** start Given records **

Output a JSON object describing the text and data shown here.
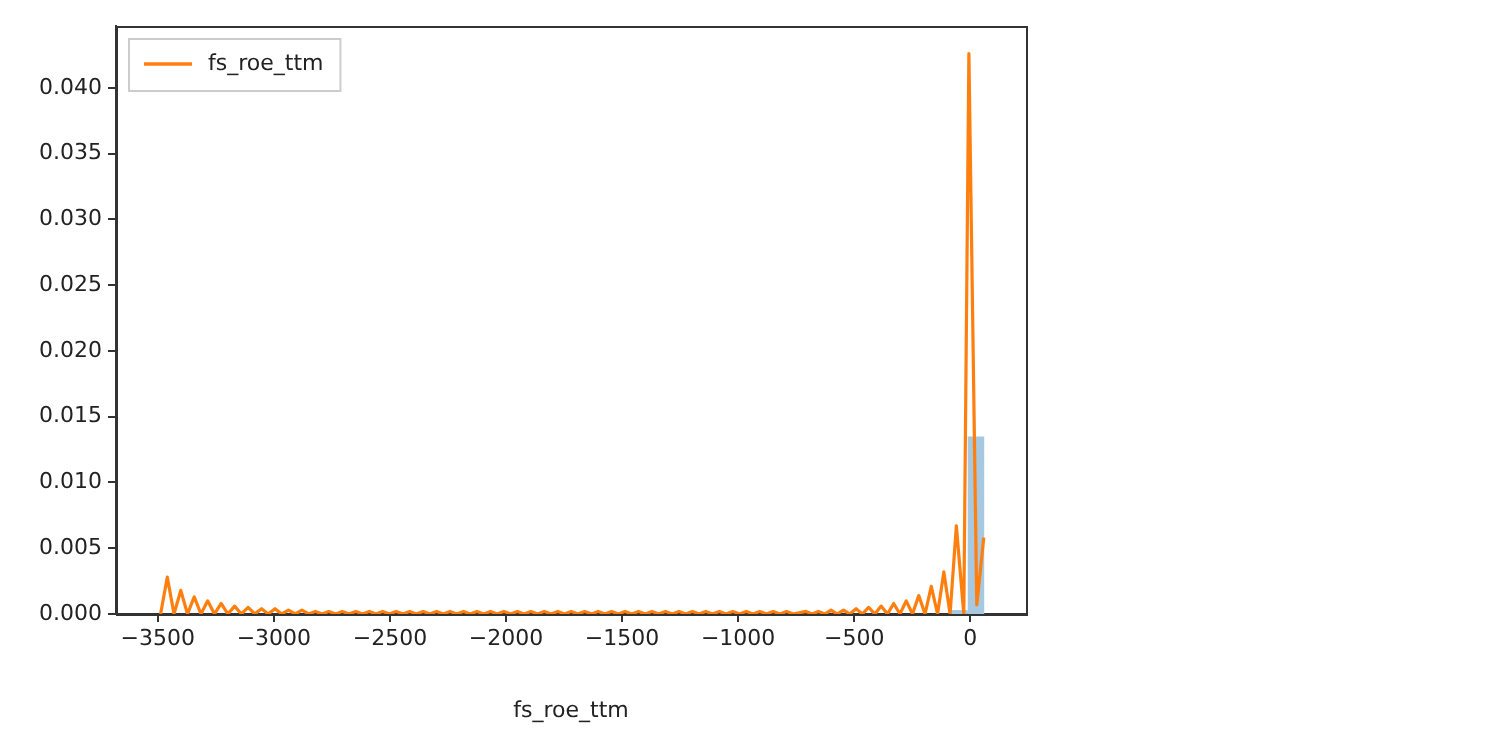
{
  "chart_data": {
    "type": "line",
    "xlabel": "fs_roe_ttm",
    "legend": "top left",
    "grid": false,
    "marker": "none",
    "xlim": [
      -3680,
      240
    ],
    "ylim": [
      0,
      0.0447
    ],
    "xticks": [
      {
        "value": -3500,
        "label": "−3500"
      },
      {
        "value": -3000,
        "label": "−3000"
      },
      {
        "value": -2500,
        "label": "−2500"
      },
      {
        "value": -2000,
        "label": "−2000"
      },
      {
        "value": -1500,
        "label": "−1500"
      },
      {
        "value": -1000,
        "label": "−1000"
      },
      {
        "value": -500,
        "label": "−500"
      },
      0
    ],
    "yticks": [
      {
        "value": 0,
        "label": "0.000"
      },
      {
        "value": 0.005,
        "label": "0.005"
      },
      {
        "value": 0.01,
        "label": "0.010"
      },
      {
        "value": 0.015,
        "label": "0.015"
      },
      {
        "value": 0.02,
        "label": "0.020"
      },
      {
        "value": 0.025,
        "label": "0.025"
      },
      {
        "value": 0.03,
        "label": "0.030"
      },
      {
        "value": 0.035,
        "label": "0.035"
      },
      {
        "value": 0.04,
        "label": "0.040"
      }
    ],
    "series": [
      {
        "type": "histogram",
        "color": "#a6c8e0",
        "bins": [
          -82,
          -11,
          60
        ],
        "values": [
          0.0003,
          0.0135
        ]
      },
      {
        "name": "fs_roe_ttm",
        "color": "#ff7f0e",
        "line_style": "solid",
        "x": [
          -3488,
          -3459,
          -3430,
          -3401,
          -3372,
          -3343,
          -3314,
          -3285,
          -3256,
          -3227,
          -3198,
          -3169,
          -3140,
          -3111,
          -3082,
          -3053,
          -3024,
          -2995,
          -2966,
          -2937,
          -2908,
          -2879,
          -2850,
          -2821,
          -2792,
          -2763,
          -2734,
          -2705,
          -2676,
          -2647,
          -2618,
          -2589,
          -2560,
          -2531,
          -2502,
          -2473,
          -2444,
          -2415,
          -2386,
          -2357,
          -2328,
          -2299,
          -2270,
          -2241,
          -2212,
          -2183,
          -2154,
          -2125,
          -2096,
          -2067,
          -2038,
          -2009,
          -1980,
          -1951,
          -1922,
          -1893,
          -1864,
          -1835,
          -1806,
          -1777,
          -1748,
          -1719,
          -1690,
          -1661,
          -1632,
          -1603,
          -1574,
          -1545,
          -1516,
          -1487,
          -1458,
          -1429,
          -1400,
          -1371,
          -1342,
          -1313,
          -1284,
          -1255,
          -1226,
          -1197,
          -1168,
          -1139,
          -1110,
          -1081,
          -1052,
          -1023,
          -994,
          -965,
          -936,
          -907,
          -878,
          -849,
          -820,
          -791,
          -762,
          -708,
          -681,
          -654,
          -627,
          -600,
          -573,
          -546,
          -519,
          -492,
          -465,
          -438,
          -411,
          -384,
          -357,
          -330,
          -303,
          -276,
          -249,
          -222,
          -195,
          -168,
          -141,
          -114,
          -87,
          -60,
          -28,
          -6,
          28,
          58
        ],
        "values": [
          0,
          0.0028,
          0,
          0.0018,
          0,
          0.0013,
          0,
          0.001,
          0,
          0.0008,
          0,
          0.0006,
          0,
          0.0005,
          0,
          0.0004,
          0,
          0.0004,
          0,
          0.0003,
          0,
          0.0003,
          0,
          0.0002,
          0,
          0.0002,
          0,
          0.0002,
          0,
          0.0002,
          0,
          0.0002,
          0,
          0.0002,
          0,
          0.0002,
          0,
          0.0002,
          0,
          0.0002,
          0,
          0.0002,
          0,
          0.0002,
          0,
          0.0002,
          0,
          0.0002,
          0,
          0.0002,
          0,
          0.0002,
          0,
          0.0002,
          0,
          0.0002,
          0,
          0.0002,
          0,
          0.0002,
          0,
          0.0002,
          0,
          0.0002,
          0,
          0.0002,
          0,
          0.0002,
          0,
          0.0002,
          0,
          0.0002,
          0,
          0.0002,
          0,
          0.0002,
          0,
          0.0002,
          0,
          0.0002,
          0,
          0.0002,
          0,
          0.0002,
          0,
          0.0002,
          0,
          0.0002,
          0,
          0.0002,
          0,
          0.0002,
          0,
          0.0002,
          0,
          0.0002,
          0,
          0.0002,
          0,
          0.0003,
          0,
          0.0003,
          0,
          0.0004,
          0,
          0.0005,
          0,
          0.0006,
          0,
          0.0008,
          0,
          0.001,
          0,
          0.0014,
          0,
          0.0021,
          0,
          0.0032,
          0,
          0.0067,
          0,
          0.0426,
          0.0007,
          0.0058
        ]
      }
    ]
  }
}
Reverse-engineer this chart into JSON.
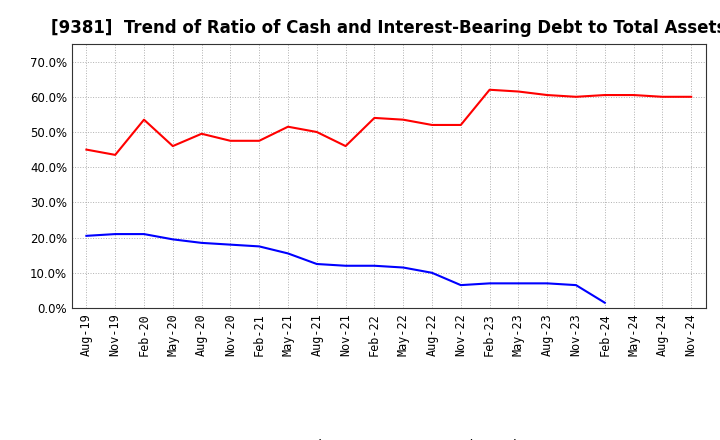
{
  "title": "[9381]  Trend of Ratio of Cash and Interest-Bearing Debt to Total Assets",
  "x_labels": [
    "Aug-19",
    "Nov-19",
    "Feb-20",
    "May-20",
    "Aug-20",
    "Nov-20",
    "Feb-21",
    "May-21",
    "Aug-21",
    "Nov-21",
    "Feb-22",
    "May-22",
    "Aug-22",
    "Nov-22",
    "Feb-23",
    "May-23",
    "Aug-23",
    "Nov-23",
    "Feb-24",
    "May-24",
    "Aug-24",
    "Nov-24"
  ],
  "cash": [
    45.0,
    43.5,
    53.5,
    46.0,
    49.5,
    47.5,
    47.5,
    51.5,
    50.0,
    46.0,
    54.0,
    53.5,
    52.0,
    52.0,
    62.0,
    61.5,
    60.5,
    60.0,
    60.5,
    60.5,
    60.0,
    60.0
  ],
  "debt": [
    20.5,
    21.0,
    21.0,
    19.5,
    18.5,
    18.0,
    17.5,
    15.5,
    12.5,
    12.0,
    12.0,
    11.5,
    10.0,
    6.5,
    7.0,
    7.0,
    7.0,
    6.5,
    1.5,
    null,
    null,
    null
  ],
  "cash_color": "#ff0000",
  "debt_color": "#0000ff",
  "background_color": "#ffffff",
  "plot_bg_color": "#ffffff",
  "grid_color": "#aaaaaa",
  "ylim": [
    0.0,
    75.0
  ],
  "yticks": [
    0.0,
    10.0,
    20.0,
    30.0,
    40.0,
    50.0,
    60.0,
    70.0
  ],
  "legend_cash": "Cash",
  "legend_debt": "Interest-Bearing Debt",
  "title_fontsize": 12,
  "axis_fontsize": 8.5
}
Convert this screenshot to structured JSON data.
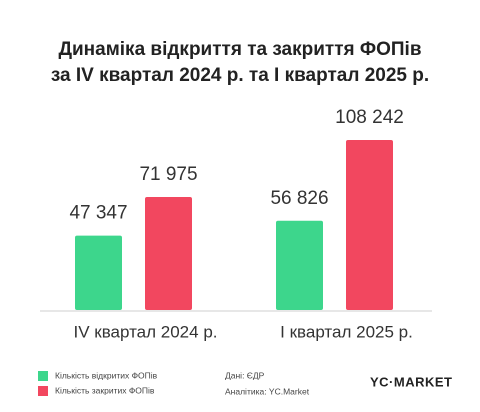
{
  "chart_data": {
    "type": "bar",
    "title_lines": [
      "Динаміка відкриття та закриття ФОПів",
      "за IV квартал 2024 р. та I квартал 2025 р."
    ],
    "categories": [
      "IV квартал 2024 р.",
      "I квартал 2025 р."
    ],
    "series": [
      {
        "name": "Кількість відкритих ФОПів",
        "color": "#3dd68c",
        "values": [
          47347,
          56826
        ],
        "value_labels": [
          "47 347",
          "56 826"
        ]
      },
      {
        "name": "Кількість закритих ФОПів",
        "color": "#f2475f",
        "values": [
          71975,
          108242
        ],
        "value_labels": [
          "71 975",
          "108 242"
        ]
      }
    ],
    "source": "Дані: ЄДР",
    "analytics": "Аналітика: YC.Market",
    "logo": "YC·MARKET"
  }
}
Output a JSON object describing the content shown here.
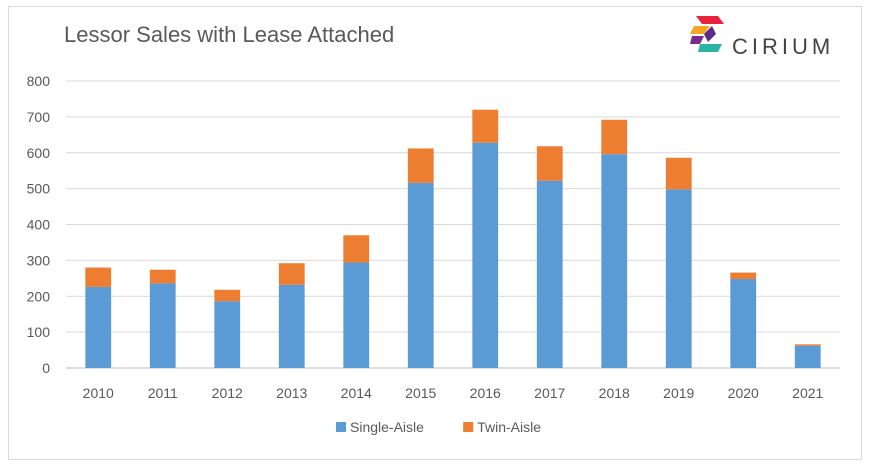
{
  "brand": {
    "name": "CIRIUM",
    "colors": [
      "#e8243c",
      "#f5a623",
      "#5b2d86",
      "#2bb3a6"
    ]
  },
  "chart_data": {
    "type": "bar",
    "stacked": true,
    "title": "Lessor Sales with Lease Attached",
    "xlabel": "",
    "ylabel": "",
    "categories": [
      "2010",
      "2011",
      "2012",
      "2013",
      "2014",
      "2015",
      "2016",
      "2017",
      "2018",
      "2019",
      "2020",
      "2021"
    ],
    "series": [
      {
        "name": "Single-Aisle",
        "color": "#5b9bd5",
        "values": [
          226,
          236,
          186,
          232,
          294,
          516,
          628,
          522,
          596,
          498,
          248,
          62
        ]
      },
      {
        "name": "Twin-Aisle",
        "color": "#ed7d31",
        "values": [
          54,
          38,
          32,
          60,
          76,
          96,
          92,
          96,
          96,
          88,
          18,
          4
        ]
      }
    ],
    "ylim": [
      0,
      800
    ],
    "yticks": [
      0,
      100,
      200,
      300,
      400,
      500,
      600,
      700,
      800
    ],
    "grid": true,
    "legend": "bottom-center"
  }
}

** end Given records **

Beginning at the line that contains "Output a JSON object describing the content", copy each remaining line of the records exactly, through the final one. Omit the pictures.

Output a JSON object describing the content shown here.
{
  "brand": {
    "name": "CIRIUM",
    "colors": [
      "#e8243c",
      "#f5a623",
      "#5b2d86",
      "#2bb3a6"
    ]
  },
  "chart_data": {
    "type": "bar",
    "stacked": true,
    "title": "Lessor Sales with Lease Attached",
    "xlabel": "",
    "ylabel": "",
    "categories": [
      "2010",
      "2011",
      "2012",
      "2013",
      "2014",
      "2015",
      "2016",
      "2017",
      "2018",
      "2019",
      "2020",
      "2021"
    ],
    "series": [
      {
        "name": "Single-Aisle",
        "color": "#5b9bd5",
        "values": [
          226,
          236,
          186,
          232,
          294,
          516,
          628,
          522,
          596,
          498,
          248,
          62
        ]
      },
      {
        "name": "Twin-Aisle",
        "color": "#ed7d31",
        "values": [
          54,
          38,
          32,
          60,
          76,
          96,
          92,
          96,
          96,
          88,
          18,
          4
        ]
      }
    ],
    "ylim": [
      0,
      800
    ],
    "yticks": [
      0,
      100,
      200,
      300,
      400,
      500,
      600,
      700,
      800
    ],
    "grid": true,
    "legend": "bottom-center"
  }
}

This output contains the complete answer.